-- start of Task input --

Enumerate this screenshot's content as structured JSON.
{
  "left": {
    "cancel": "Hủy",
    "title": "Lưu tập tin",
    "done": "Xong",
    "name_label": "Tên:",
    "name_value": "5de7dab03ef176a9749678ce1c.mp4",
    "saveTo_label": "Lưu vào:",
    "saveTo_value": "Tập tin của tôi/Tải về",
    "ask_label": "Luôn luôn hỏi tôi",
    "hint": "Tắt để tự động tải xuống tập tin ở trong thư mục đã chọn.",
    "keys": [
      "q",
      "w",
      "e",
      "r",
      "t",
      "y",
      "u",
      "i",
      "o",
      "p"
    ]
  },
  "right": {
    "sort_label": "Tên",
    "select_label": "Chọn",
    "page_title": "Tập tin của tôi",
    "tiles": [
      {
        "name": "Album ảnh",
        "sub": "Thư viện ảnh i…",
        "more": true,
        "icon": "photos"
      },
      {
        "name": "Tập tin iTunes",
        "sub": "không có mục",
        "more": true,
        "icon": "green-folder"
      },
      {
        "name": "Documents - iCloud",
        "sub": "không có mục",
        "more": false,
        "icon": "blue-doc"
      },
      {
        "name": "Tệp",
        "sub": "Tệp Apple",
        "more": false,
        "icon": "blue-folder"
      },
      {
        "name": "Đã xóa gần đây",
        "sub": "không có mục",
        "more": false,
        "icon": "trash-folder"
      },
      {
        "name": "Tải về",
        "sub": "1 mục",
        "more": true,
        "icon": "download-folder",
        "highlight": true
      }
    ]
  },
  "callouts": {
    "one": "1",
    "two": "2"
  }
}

-- end of Task input --

**Task**
Only the number is wanted: how many lines of the material contain the word "icon"?

**Task result**
6